[Start]
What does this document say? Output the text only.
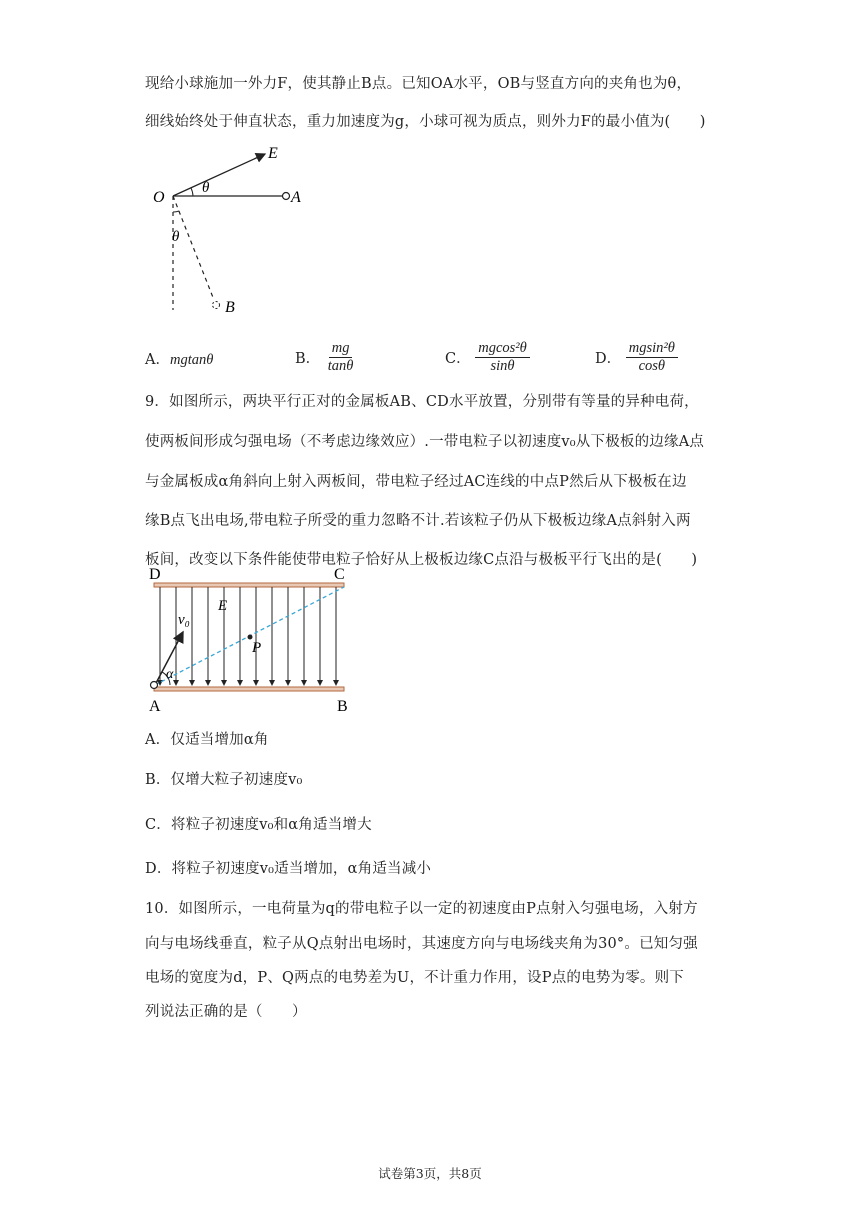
现给小球施加一外力F，使其静止B点。已知OA水平，OB与竖直方向的夹角也为θ，
细线始终处于伸直状态，重力加速度为g，小球可视为质点，则外力F的最小值为(　　)
E
O	A
B
θ
θ
A．mgtanθ	B． $\frac{mg}{\tan\theta}$	C． $\frac{\text{mgcos²θ}}{\sin\theta}$	D． $\frac{\text{mgsin²θ}}{\cos\theta}$
9．如图所示，两块平行正对的金属板AB、CD水平放置，分别带有等量的异种电荷，
使两板间形成匀强电场（不考虑边缘效应）.一带电粒子以初速度v₀从下极板的边缘A点
与金属板成α角斜向上射入两板间，带电粒子经过AC连线的中点P然后从下极板在边
缘B点飞出电场,带电粒子所受的重力忽略不计.若该粒子仍从下极板边缘A点斜射入两
板间，改变以下条件能使带电粒子恰好从上极板边缘C点沿与极板平行飞出的是(　　)
D	C
A	B
E
P
v₀
α
A．仅适当增加α角
B．仅增大粒子初速度v₀
C．将粒子初速度v₀和α角适当增大
D．将粒子初速度v₀适当增加，α角适当减小
10．如图所示，一电荷量为q的带电粒子以一定的初速度由P点射入匀强电场，入射方
向与电场线垂直，粒子从Q点射出电场时，其速度方向与电场线夹角为30°。已知匀强
电场的宽度为d，P、Q两点的电势差为U，不计重力作用，设P点的电势为零。则下
列说法正确的是（　　）
试卷第3页，共8页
[End]
**Directive**
Copy the material shown above in full and exactly. Skip the pictures.

**Reply**
What does this document say? Output the text only.
现给小球施加一外力F，使其静止B点。已知OA水平，OB与竖直方向的夹角也为θ，
细线始终处于伸直状态，重力加速度为g，小球可视为质点，则外力F的最小值为(　　)
E
O	A
B
θ
θ
A．mgtanθ	B． $\frac{mg}{\tan\theta}$	C． $\frac{\text{mgcos²θ}}{\sin\theta}$	D． $\frac{\text{mgsin²θ}}{\cos\theta}$
9．如图所示，两块平行正对的金属板AB、CD水平放置，分别带有等量的异种电荷，
使两板间形成匀强电场（不考虑边缘效应）.一带电粒子以初速度v₀从下极板的边缘A点
与金属板成α角斜向上射入两板间，带电粒子经过AC连线的中点P然后从下极板在边
缘B点飞出电场,带电粒子所受的重力忽略不计.若该粒子仍从下极板边缘A点斜射入两
板间，改变以下条件能使带电粒子恰好从上极板边缘C点沿与极板平行飞出的是(　　)
D	C
A	B
E
P
v₀
α
A．仅适当增加α角
B．仅增大粒子初速度v₀
C．将粒子初速度v₀和α角适当增大
D．将粒子初速度v₀适当增加，α角适当减小
10．如图所示，一电荷量为q的带电粒子以一定的初速度由P点射入匀强电场，入射方
向与电场线垂直，粒子从Q点射出电场时，其速度方向与电场线夹角为30°。已知匀强
电场的宽度为d，P、Q两点的电势差为U，不计重力作用，设P点的电势为零。则下
列说法正确的是（　　）
试卷第3页，共8页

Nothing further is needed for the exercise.